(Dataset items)

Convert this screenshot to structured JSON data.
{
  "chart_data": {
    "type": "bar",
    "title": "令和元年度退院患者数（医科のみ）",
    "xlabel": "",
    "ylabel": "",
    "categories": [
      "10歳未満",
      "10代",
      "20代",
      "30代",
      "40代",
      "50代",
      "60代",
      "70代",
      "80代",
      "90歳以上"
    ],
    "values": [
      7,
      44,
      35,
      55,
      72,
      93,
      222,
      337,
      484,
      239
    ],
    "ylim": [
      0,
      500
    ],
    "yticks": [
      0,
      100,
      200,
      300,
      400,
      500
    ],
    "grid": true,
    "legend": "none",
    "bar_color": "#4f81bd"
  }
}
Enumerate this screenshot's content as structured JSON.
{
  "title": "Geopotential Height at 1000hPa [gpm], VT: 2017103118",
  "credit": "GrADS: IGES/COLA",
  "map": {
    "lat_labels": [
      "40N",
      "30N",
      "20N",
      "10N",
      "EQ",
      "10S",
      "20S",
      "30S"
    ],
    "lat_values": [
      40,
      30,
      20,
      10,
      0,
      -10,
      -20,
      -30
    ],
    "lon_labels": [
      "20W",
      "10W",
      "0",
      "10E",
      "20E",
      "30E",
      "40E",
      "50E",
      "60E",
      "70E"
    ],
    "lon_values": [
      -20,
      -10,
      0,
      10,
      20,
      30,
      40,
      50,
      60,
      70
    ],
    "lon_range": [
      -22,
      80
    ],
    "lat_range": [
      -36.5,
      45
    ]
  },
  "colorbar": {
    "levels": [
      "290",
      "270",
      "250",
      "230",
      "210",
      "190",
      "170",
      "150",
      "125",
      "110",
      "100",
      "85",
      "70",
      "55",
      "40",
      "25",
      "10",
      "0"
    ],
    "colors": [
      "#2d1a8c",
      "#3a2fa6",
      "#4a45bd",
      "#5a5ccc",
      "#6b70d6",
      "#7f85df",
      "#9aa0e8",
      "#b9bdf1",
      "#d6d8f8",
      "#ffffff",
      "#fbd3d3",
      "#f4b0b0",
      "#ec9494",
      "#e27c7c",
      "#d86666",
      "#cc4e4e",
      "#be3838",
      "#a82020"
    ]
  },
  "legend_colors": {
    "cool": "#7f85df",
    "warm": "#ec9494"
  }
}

:: Stated problem ::
Find the lines above that contain the word "JSON" and collect them.

:: Final result ::
Convert this screenshot to structured JSON data.
Enumerate this screenshot's content as structured JSON.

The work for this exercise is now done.